- _The exercise_: Will you write out the data exactly, excluding every picture?

━━━

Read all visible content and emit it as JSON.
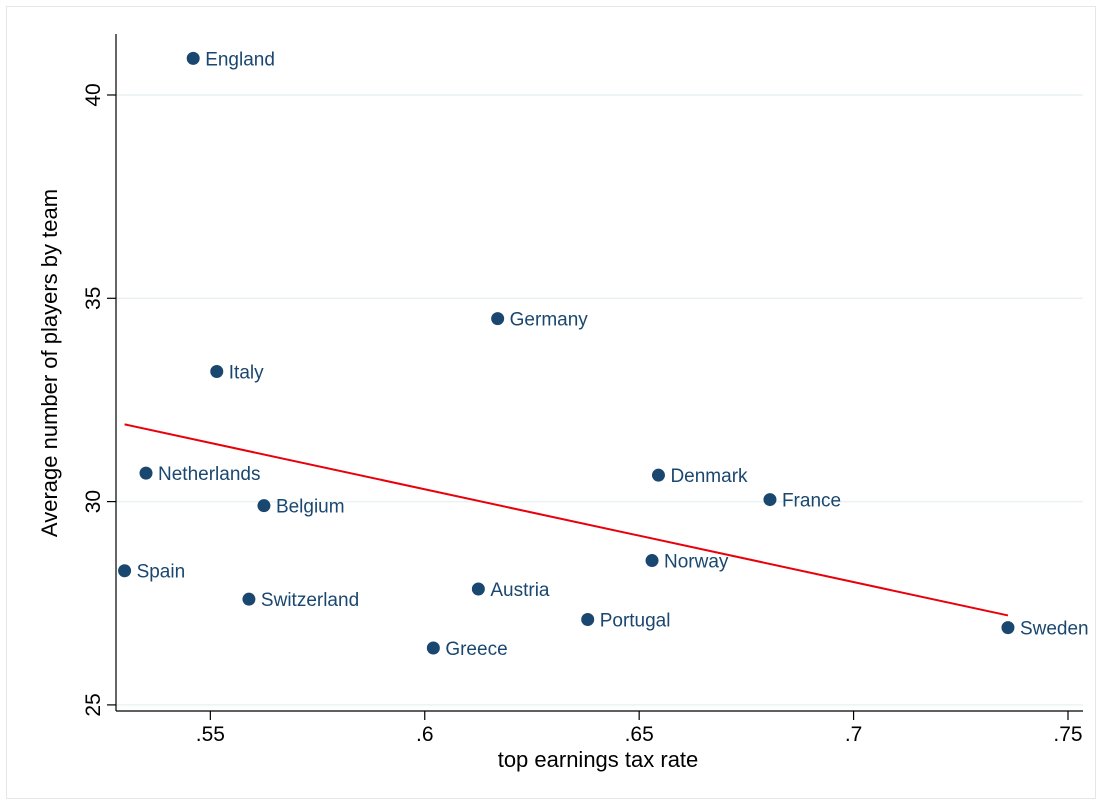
{
  "chart_data": {
    "type": "scatter",
    "xlabel": "top earnings tax rate",
    "ylabel": "Average number of players by team",
    "xlim": [
      0.528,
      0.7535
    ],
    "ylim": [
      24.85,
      41.5
    ],
    "xticks": [
      0.55,
      0.6,
      0.65,
      0.7,
      0.75
    ],
    "xtick_labels": [
      ".55",
      ".6",
      ".65",
      ".7",
      ".75"
    ],
    "yticks": [
      25,
      30,
      35,
      40
    ],
    "ytick_labels": [
      "25",
      "30",
      "35",
      "40"
    ],
    "grid": "horizontal",
    "points": [
      {
        "label": "England",
        "x": 0.546,
        "y": 40.9
      },
      {
        "label": "Germany",
        "x": 0.617,
        "y": 34.5
      },
      {
        "label": "Italy",
        "x": 0.5515,
        "y": 33.2
      },
      {
        "label": "Netherlands",
        "x": 0.535,
        "y": 30.7
      },
      {
        "label": "Belgium",
        "x": 0.5625,
        "y": 29.9
      },
      {
        "label": "Spain",
        "x": 0.53,
        "y": 28.3
      },
      {
        "label": "Switzerland",
        "x": 0.559,
        "y": 27.6
      },
      {
        "label": "Austria",
        "x": 0.6125,
        "y": 27.85
      },
      {
        "label": "Greece",
        "x": 0.602,
        "y": 26.4
      },
      {
        "label": "Portugal",
        "x": 0.638,
        "y": 27.1
      },
      {
        "label": "Norway",
        "x": 0.653,
        "y": 28.55
      },
      {
        "label": "Denmark",
        "x": 0.6545,
        "y": 30.65
      },
      {
        "label": "France",
        "x": 0.6805,
        "y": 30.05
      },
      {
        "label": "Sweden",
        "x": 0.736,
        "y": 26.9
      }
    ],
    "fit_line": {
      "x": [
        0.53,
        0.736
      ],
      "y": [
        31.9,
        27.2
      ]
    },
    "colors": {
      "points": "#1a476f",
      "labels": "#1a476f",
      "fit_line": "#e8000b",
      "grid": "#eaf2f3",
      "axis": "#000000"
    }
  }
}
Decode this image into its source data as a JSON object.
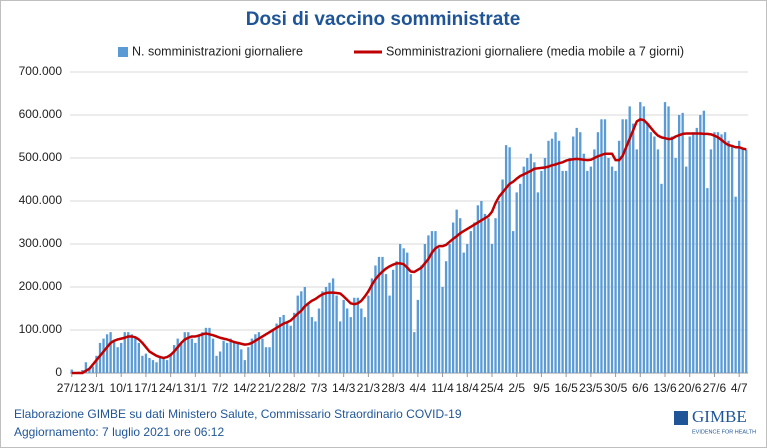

━━━

- _Solution to this problem_:
Read all visible content and emit it as JSON.
{
  "chart_data": {
    "type": "scatter",
    "xlabel": "top earnings tax rate",
    "ylabel": "Average number of players by team",
    "xlim": [
      0.528,
      0.7535
    ],
    "ylim": [
      24.85,
      41.5
    ],
    "xticks": [
      0.55,
      0.6,
      0.65,
      0.7,
      0.75
    ],
    "xtick_labels": [
      ".55",
      ".6",
      ".65",
      ".7",
      ".75"
    ],
    "yticks": [
      25,
      30,
      35,
      40
    ],
    "ytick_labels": [
      "25",
      "30",
      "35",
      "40"
    ],
    "grid": "horizontal",
    "points": [
      {
        "label": "England",
        "x": 0.546,
        "y": 40.9
      },
      {
        "label": "Germany",
        "x": 0.617,
        "y": 34.5
      },
      {
        "label": "Italy",
        "x": 0.5515,
        "y": 33.2
      },
      {
        "label": "Netherlands",
        "x": 0.535,
        "y": 30.7
      },
      {
        "label": "Belgium",
        "x": 0.5625,
        "y": 29.9
      },
      {
        "label": "Spain",
        "x": 0.53,
        "y": 28.3
      },
      {
        "label": "Switzerland",
        "x": 0.559,
        "y": 27.6
      },
      {
        "label": "Austria",
        "x": 0.6125,
        "y": 27.85
      },
      {
        "label": "Greece",
        "x": 0.602,
        "y": 26.4
      },
      {
        "label": "Portugal",
        "x": 0.638,
        "y": 27.1
      },
      {
        "label": "Norway",
        "x": 0.653,
        "y": 28.55
      },
      {
        "label": "Denmark",
        "x": 0.6545,
        "y": 30.65
      },
      {
        "label": "France",
        "x": 0.6805,
        "y": 30.05
      },
      {
        "label": "Sweden",
        "x": 0.736,
        "y": 26.9
      }
    ],
    "fit_line": {
      "x": [
        0.53,
        0.736
      ],
      "y": [
        31.9,
        27.2
      ]
    },
    "colors": {
      "points": "#1a476f",
      "labels": "#1a476f",
      "fit_line": "#e8000b",
      "grid": "#eaf2f3",
      "axis": "#000000"
    }
  }
}
Decode this image into its source data as a JSON object.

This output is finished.